Data records:
((

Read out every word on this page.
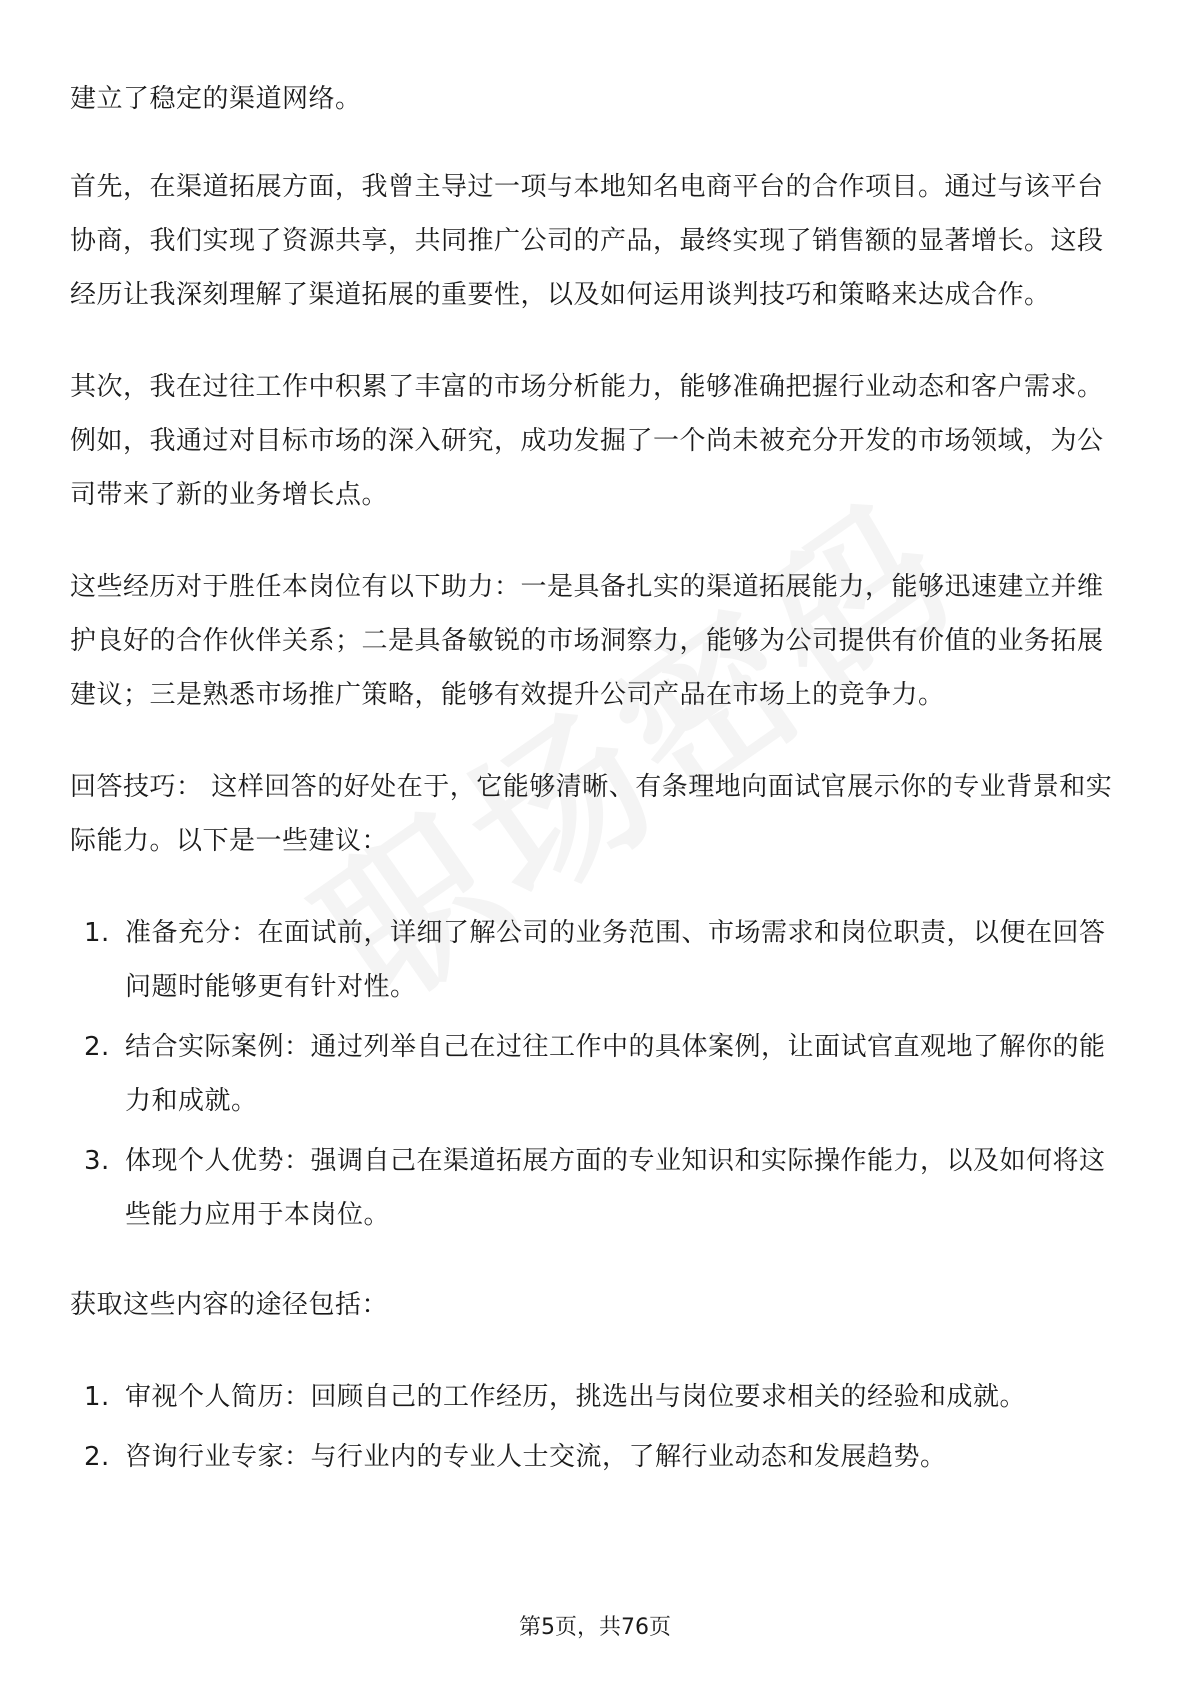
建立了稳定的渠道网络。

首先，在渠道拓展方面，我曾主导过一项与本地知名电商平台的合作项目。通过与该平台协商，我们实现了资源共享，共同推广公司的产品，最终实现了销售额的显著增长。这段经历让我深刻理解了渠道拓展的重要性，以及如何运用谈判技巧和策略来达成合作。

其次，我在过往工作中积累了丰富的市场分析能力，能够准确把握行业动态和客户需求。例如，我通过对目标市场的深入研究，成功发掘了一个尚未被充分开发的市场领域，为公司带来了新的业务增长点。

这些经历对于胜任本岗位有以下助力：一是具备扎实的渠道拓展能力，能够迅速建立并维护良好的合作伙伴关系；二是具备敏锐的市场洞察力，能够为公司提供有价值的业务拓展建议；三是熟悉市场推广策略，能够有效提升公司产品在市场上的竞争力。

回答技巧： 这样回答的好处在于，它能够清晰、有条理地向面试官展示你的专业背景和实际能力。以下是一些建议：

1. 准备充分：在面试前，详细了解公司的业务范围、市场需求和岗位职责，以便在回答问题时能够更有针对性。
2. 结合实际案例：通过列举自己在过往工作中的具体案例，让面试官直观地了解你的能力和成就。
3. 体现个人优势：强调自己在渠道拓展方面的专业知识和实际操作能力，以及如何将这些能力应用于本岗位。

获取这些内容的途径包括：

1. 审视个人简历：回顾自己的工作经历，挑选出与岗位要求相关的经验和成就。
2. 咨询行业专家：与行业内的专业人士交流，了解行业动态和发展趋势。
第5页，共76页
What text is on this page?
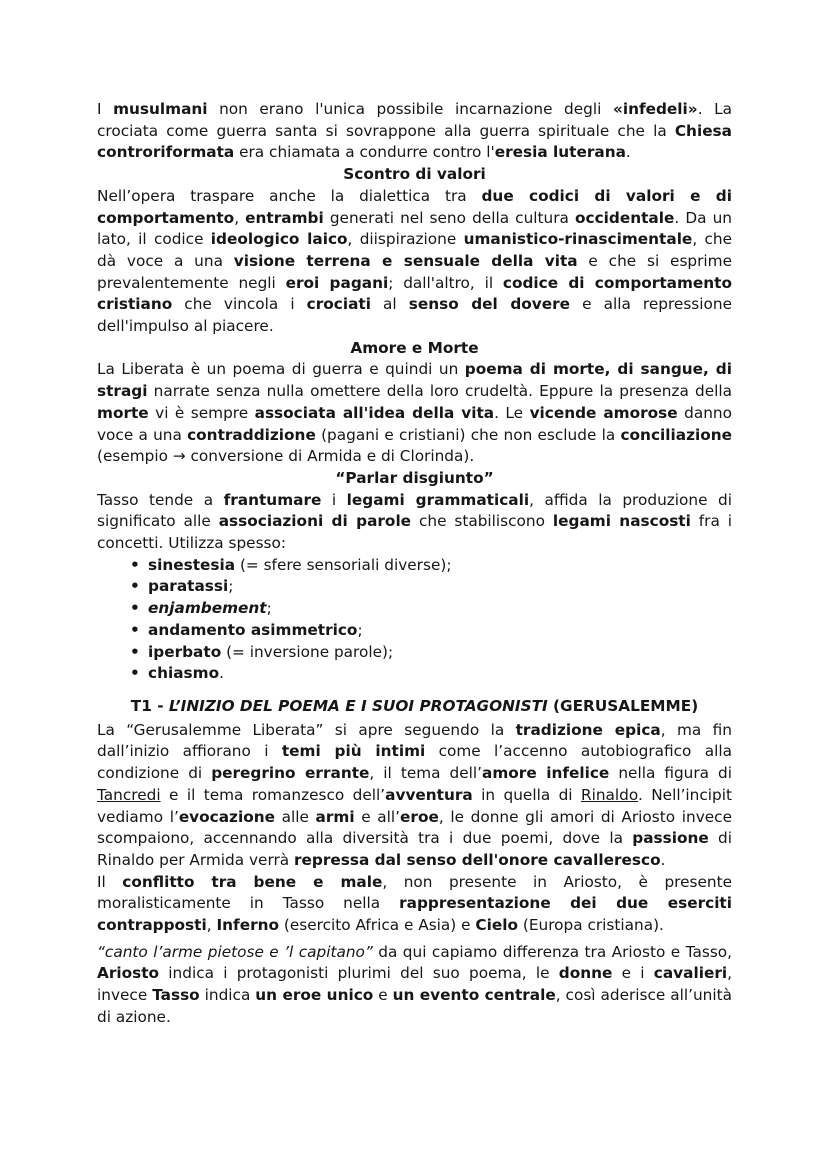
I musulmani non erano l'unica possibile incarnazione degli «infedeli». La crociata come guerra santa si sovrappone alla guerra spirituale che la Chiesa controriformata era chiamata a condurre contro l'eresia luterana.

Scontro di valori

Nell’opera traspare anche la dialettica tra due codici di valori e di comportamento, entrambi generati nel seno della cultura occidentale. Da un lato, il codice ideologico laico, diispirazione umanistico-rinascimentale, che dà voce a una visione terrena e sensuale della vita e che si esprime prevalentemente negli eroi pagani; dall'altro, il codice di comportamento cristiano che vincola i crociati al senso del dovere e alla repressione dell'impulso al piacere.

Amore e Morte

La Liberata è un poema di guerra e quindi un poema di morte, di sangue, di stragi narrate senza nulla omettere della loro crudeltà. Eppure la presenza della morte vi è sempre associata all'idea della vita. Le vicende amorose danno voce a una contraddizione (pagani e cristiani) che non esclude la conciliazione (esempio → conversione di Armida e di Clorinda).

“Parlar disgiunto”

Tasso tende a frantumare i legami grammaticali, affida la produzione di significato alle associazioni di parole che stabiliscono legami nascosti fra i concetti. Utilizza spesso:

• sinestesia (= sfere sensoriali diverse);
• paratassi;
• enjambement;
• andamento asimmetrico;
• iperbato (= inversione parole);
• chiasmo.

T1 - L’INIZIO DEL POEMA E I SUOI PROTAGONISTI (GERUSALEMME)

La “Gerusalemme Liberata” si apre seguendo la tradizione epica, ma fin dall’inizio affiorano i temi più intimi come l’accenno autobiografico alla condizione di peregrino errante, il tema dell’amore infelice nella figura di Tancredi e il tema romanzesco dell’avventura in quella di Rinaldo. Nell’incipit vediamo l’evocazione alle armi e all’eroe, le donne gli amori di Ariosto invece scompaiono, accennando alla diversità tra i due poemi, dove la passione di Rinaldo per Armida verrà repressa dal senso dell'onore cavalleresco.

Il conflitto tra bene e male, non presente in Ariosto, è presente moralisticamente in Tasso nella rappresentazione dei due eserciti contrapposti, Inferno (esercito Africa e Asia) e Cielo (Europa cristiana).

“canto l’arme pietose e ’l capitano” da qui capiamo differenza tra Ariosto e Tasso, Ariosto indica i protagonisti plurimi del suo poema, le donne e i cavalieri, invece Tasso indica un eroe unico e un evento centrale, così aderisce all’unità di azione.
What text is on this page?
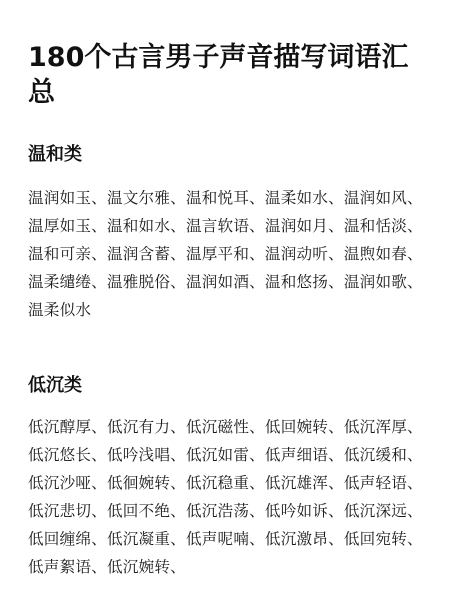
180个古言男子声音描写词语汇总
温和类

温润如玉、温文尔雅、温和悦耳、温柔如水、温润如风、温厚如玉、温和如水、温言软语、温润如月、温和恬淡、温和可亲、温润含蓄、温厚平和、温润动听、温煦如春、温柔缱绻、温雅脱俗、温润如酒、温和悠扬、温润如歌、温柔似水

低沉类

低沉醇厚、低沉有力、低沉磁性、低回婉转、低沉浑厚、低沉悠长、低吟浅唱、低沉如雷、低声细语、低沉缓和、低沉沙哑、低徊婉转、低沉稳重、低沉雄浑、低声轻语、低沉悲切、低回不绝、低沉浩荡、低吟如诉、低沉深远、低回缠绵、低沉凝重、低声呢喃、低沉激昂、低回宛转、低声絮语、低沉婉转、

))

■ Exercise: Using the data above, write out every line exactly, leaving the images behind.

■ Result for this exercise:
Read out every word on this page.
建立了稳定的渠道网络。

首先，在渠道拓展方面，我曾主导过一项与本地知名电商平台的合作项目。通过与该平台协商，我们实现了资源共享，共同推广公司的产品，最终实现了销售额的显著增长。这段经历让我深刻理解了渠道拓展的重要性，以及如何运用谈判技巧和策略来达成合作。

其次，我在过往工作中积累了丰富的市场分析能力，能够准确把握行业动态和客户需求。例如，我通过对目标市场的深入研究，成功发掘了一个尚未被充分开发的市场领域，为公司带来了新的业务增长点。

这些经历对于胜任本岗位有以下助力：一是具备扎实的渠道拓展能力，能够迅速建立并维护良好的合作伙伴关系；二是具备敏锐的市场洞察力，能够为公司提供有价值的业务拓展建议；三是熟悉市场推广策略，能够有效提升公司产品在市场上的竞争力。

回答技巧： 这样回答的好处在于，它能够清晰、有条理地向面试官展示你的专业背景和实际能力。以下是一些建议：

1. 准备充分：在面试前，详细了解公司的业务范围、市场需求和岗位职责，以便在回答问题时能够更有针对性。
2. 结合实际案例：通过列举自己在过往工作中的具体案例，让面试官直观地了解你的能力和成就。
3. 体现个人优势：强调自己在渠道拓展方面的专业知识和实际操作能力，以及如何将这些能力应用于本岗位。

获取这些内容的途径包括：

1. 审视个人简历：回顾自己的工作经历，挑选出与岗位要求相关的经验和成就。
2. 咨询行业专家：与行业内的专业人士交流，了解行业动态和发展趋势。
第5页，共76页
What text is on this page?
I musulmani non erano l'unica possibile incarnazione degli «infedeli». La crociata come guerra santa si sovrappone alla guerra spirituale che la Chiesa controriformata era chiamata a condurre contro l'eresia luterana.

Scontro di valori

Nell’opera traspare anche la dialettica tra due codici di valori e di comportamento, entrambi generati nel seno della cultura occidentale. Da un lato, il codice ideologico laico, diispirazione umanistico-rinascimentale, che dà voce a una visione terrena e sensuale della vita e che si esprime prevalentemente negli eroi pagani; dall'altro, il codice di comportamento cristiano che vincola i crociati al senso del dovere e alla repressione dell'impulso al piacere.

Amore e Morte

La Liberata è un poema di guerra e quindi un poema di morte, di sangue, di stragi narrate senza nulla omettere della loro crudeltà. Eppure la presenza della morte vi è sempre associata all'idea della vita. Le vicende amorose danno voce a una contraddizione (pagani e cristiani) che non esclude la conciliazione (esempio → conversione di Armida e di Clorinda).

“Parlar disgiunto”

Tasso tende a frantumare i legami grammaticali, affida la produzione di significato alle associazioni di parole che stabiliscono legami nascosti fra i concetti. Utilizza spesso:

• sinestesia (= sfere sensoriali diverse);
• paratassi;
• enjambement;
• andamento asimmetrico;
• iperbato (= inversione parole);
• chiasmo.

T1 - L’INIZIO DEL POEMA E I SUOI PROTAGONISTI (GERUSALEMME)

La “Gerusalemme Liberata” si apre seguendo la tradizione epica, ma fin dall’inizio affiorano i temi più intimi come l’accenno autobiografico alla condizione di peregrino errante, il tema dell’amore infelice nella figura di Tancredi e il tema romanzesco dell’avventura in quella di Rinaldo. Nell’incipit vediamo l’evocazione alle armi e all’eroe, le donne gli amori di Ariosto invece scompaiono, accennando alla diversità tra i due poemi, dove la passione di Rinaldo per Armida verrà repressa dal senso dell'onore cavalleresco.

Il conflitto tra bene e male, non presente in Ariosto, è presente moralisticamente in Tasso nella rappresentazione dei due eserciti contrapposti, Inferno (esercito Africa e Asia) e Cielo (Europa cristiana).

“canto l’arme pietose e ’l capitano” da qui capiamo differenza tra Ariosto e Tasso, Ariosto indica i protagonisti plurimi del suo poema, le donne e i cavalieri, invece Tasso indica un eroe unico e un evento centrale, così aderisce all’unità di azione.
What text is on this page?
180个古言男子声音描写词语汇总
温和类

温润如玉、温文尔雅、温和悦耳、温柔如水、温润如风、温厚如玉、温和如水、温言软语、温润如月、温和恬淡、温和可亲、温润含蓄、温厚平和、温润动听、温煦如春、温柔缱绻、温雅脱俗、温润如酒、温和悠扬、温润如歌、温柔似水

低沉类

低沉醇厚、低沉有力、低沉磁性、低回婉转、低沉浑厚、低沉悠长、低吟浅唱、低沉如雷、低声细语、低沉缓和、低沉沙哑、低徊婉转、低沉稳重、低沉雄浑、低声轻语、低沉悲切、低回不绝、低沉浩荡、低吟如诉、低沉深远、低回缠绵、低沉凝重、低声呢喃、低沉激昂、低回宛转、低声絮语、低沉婉转、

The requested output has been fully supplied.